• **Instructions to follow**
Restate the full set of records exactly, word for word.

• **Material provided**

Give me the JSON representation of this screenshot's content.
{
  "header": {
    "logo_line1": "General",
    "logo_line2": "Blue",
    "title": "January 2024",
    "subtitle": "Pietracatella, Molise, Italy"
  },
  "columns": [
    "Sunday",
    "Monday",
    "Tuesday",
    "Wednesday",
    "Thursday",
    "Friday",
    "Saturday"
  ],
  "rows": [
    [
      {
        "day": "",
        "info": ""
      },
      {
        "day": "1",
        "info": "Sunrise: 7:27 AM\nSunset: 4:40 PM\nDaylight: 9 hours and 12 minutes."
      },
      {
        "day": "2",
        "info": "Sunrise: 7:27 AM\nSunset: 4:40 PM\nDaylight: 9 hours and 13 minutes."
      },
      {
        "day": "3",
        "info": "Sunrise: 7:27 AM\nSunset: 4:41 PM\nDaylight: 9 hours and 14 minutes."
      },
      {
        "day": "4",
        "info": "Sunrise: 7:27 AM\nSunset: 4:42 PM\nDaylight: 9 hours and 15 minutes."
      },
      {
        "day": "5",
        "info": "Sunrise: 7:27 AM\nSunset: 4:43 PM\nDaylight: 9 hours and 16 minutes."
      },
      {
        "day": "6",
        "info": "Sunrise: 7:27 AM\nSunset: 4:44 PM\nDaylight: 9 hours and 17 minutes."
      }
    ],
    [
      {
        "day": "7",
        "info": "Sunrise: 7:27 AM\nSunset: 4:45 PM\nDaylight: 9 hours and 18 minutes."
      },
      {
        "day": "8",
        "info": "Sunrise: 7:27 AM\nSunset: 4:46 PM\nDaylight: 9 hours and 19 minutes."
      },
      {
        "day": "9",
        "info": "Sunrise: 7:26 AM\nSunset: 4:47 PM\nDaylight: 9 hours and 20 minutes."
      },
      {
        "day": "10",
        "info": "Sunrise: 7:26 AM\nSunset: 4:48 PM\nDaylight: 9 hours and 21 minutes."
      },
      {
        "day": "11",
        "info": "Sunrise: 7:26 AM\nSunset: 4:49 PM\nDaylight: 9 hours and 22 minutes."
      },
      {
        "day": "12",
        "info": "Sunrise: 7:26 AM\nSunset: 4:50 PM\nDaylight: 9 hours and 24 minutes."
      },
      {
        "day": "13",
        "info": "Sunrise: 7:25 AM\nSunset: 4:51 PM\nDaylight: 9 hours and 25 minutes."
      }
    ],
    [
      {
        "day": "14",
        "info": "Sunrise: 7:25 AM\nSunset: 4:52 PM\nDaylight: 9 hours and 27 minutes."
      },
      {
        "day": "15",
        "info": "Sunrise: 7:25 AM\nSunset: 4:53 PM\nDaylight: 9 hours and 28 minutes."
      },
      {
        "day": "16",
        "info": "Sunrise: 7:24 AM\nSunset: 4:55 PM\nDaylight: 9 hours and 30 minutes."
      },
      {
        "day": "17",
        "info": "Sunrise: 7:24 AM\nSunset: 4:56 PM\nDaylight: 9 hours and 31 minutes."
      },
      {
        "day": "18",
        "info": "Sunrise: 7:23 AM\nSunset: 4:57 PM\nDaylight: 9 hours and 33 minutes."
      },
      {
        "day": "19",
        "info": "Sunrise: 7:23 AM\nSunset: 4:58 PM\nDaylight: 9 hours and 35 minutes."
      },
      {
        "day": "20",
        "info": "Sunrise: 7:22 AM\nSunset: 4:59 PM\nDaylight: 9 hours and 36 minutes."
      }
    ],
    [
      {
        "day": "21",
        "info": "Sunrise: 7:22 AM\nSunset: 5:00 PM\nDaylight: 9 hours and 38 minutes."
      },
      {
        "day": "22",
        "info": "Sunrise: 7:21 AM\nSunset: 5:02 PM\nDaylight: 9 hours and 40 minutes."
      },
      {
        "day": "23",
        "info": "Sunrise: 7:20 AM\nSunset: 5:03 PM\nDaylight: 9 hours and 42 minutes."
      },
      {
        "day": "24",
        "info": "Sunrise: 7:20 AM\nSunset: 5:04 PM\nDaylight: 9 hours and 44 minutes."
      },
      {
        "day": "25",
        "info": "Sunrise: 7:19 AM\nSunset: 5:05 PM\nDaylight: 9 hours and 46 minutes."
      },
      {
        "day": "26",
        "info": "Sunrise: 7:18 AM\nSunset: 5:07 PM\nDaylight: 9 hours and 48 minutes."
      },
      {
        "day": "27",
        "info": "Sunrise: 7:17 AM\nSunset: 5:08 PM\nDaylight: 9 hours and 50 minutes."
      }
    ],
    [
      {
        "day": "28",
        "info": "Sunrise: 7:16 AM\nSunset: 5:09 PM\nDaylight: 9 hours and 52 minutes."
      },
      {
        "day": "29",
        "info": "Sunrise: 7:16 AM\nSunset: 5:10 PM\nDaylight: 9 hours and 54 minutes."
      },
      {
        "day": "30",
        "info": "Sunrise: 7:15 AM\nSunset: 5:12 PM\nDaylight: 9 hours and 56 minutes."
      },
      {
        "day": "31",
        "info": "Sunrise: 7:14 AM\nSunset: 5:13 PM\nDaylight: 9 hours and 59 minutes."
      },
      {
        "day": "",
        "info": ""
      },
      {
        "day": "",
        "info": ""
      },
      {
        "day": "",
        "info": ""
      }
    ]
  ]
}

• **Reply to the task**
Give me the JSON representation of this screenshot's content.
{
  "header": {
    "logo_line1": "General",
    "logo_line2": "Blue",
    "title": "January 2024",
    "subtitle": "Pietracatella, Molise, Italy"
  },
  "columns": [
    "Sunday",
    "Monday",
    "Tuesday",
    "Wednesday",
    "Thursday",
    "Friday",
    "Saturday"
  ],
  "rows": [
    [
      {
        "day": "",
        "info": ""
      },
      {
        "day": "1",
        "info": "Sunrise: 7:27 AM\nSunset: 4:40 PM\nDaylight: 9 hours and 12 minutes."
      },
      {
        "day": "2",
        "info": "Sunrise: 7:27 AM\nSunset: 4:40 PM\nDaylight: 9 hours and 13 minutes."
      },
      {
        "day": "3",
        "info": "Sunrise: 7:27 AM\nSunset: 4:41 PM\nDaylight: 9 hours and 14 minutes."
      },
      {
        "day": "4",
        "info": "Sunrise: 7:27 AM\nSunset: 4:42 PM\nDaylight: 9 hours and 15 minutes."
      },
      {
        "day": "5",
        "info": "Sunrise: 7:27 AM\nSunset: 4:43 PM\nDaylight: 9 hours and 16 minutes."
      },
      {
        "day": "6",
        "info": "Sunrise: 7:27 AM\nSunset: 4:44 PM\nDaylight: 9 hours and 17 minutes."
      }
    ],
    [
      {
        "day": "7",
        "info": "Sunrise: 7:27 AM\nSunset: 4:45 PM\nDaylight: 9 hours and 18 minutes."
      },
      {
        "day": "8",
        "info": "Sunrise: 7:27 AM\nSunset: 4:46 PM\nDaylight: 9 hours and 19 minutes."
      },
      {
        "day": "9",
        "info": "Sunrise: 7:26 AM\nSunset: 4:47 PM\nDaylight: 9 hours and 20 minutes."
      },
      {
        "day": "10",
        "info": "Sunrise: 7:26 AM\nSunset: 4:48 PM\nDaylight: 9 hours and 21 minutes."
      },
      {
        "day": "11",
        "info": "Sunrise: 7:26 AM\nSunset: 4:49 PM\nDaylight: 9 hours and 22 minutes."
      },
      {
        "day": "12",
        "info": "Sunrise: 7:26 AM\nSunset: 4:50 PM\nDaylight: 9 hours and 24 minutes."
      },
      {
        "day": "13",
        "info": "Sunrise: 7:25 AM\nSunset: 4:51 PM\nDaylight: 9 hours and 25 minutes."
      }
    ],
    [
      {
        "day": "14",
        "info": "Sunrise: 7:25 AM\nSunset: 4:52 PM\nDaylight: 9 hours and 27 minutes."
      },
      {
        "day": "15",
        "info": "Sunrise: 7:25 AM\nSunset: 4:53 PM\nDaylight: 9 hours and 28 minutes."
      },
      {
        "day": "16",
        "info": "Sunrise: 7:24 AM\nSunset: 4:55 PM\nDaylight: 9 hours and 30 minutes."
      },
      {
        "day": "17",
        "info": "Sunrise: 7:24 AM\nSunset: 4:56 PM\nDaylight: 9 hours and 31 minutes."
      },
      {
        "day": "18",
        "info": "Sunrise: 7:23 AM\nSunset: 4:57 PM\nDaylight: 9 hours and 33 minutes."
      },
      {
        "day": "19",
        "info": "Sunrise: 7:23 AM\nSunset: 4:58 PM\nDaylight: 9 hours and 35 minutes."
      },
      {
        "day": "20",
        "info": "Sunrise: 7:22 AM\nSunset: 4:59 PM\nDaylight: 9 hours and 36 minutes."
      }
    ],
    [
      {
        "day": "21",
        "info": "Sunrise: 7:22 AM\nSunset: 5:00 PM\nDaylight: 9 hours and 38 minutes."
      },
      {
        "day": "22",
        "info": "Sunrise: 7:21 AM\nSunset: 5:02 PM\nDaylight: 9 hours and 40 minutes."
      },
      {
        "day": "23",
        "info": "Sunrise: 7:20 AM\nSunset: 5:03 PM\nDaylight: 9 hours and 42 minutes."
      },
      {
        "day": "24",
        "info": "Sunrise: 7:20 AM\nSunset: 5:04 PM\nDaylight: 9 hours and 44 minutes."
      },
      {
        "day": "25",
        "info": "Sunrise: 7:19 AM\nSunset: 5:05 PM\nDaylight: 9 hours and 46 minutes."
      },
      {
        "day": "26",
        "info": "Sunrise: 7:18 AM\nSunset: 5:07 PM\nDaylight: 9 hours and 48 minutes."
      },
      {
        "day": "27",
        "info": "Sunrise: 7:17 AM\nSunset: 5:08 PM\nDaylight: 9 hours and 50 minutes."
      }
    ],
    [
      {
        "day": "28",
        "info": "Sunrise: 7:16 AM\nSunset: 5:09 PM\nDaylight: 9 hours and 52 minutes."
      },
      {
        "day": "29",
        "info": "Sunrise: 7:16 AM\nSunset: 5:10 PM\nDaylight: 9 hours and 54 minutes."
      },
      {
        "day": "30",
        "info": "Sunrise: 7:15 AM\nSunset: 5:12 PM\nDaylight: 9 hours and 56 minutes."
      },
      {
        "day": "31",
        "info": "Sunrise: 7:14 AM\nSunset: 5:13 PM\nDaylight: 9 hours and 59 minutes."
      },
      {
        "day": "",
        "info": ""
      },
      {
        "day": "",
        "info": ""
      },
      {
        "day": "",
        "info": ""
      }
    ]
  ]
}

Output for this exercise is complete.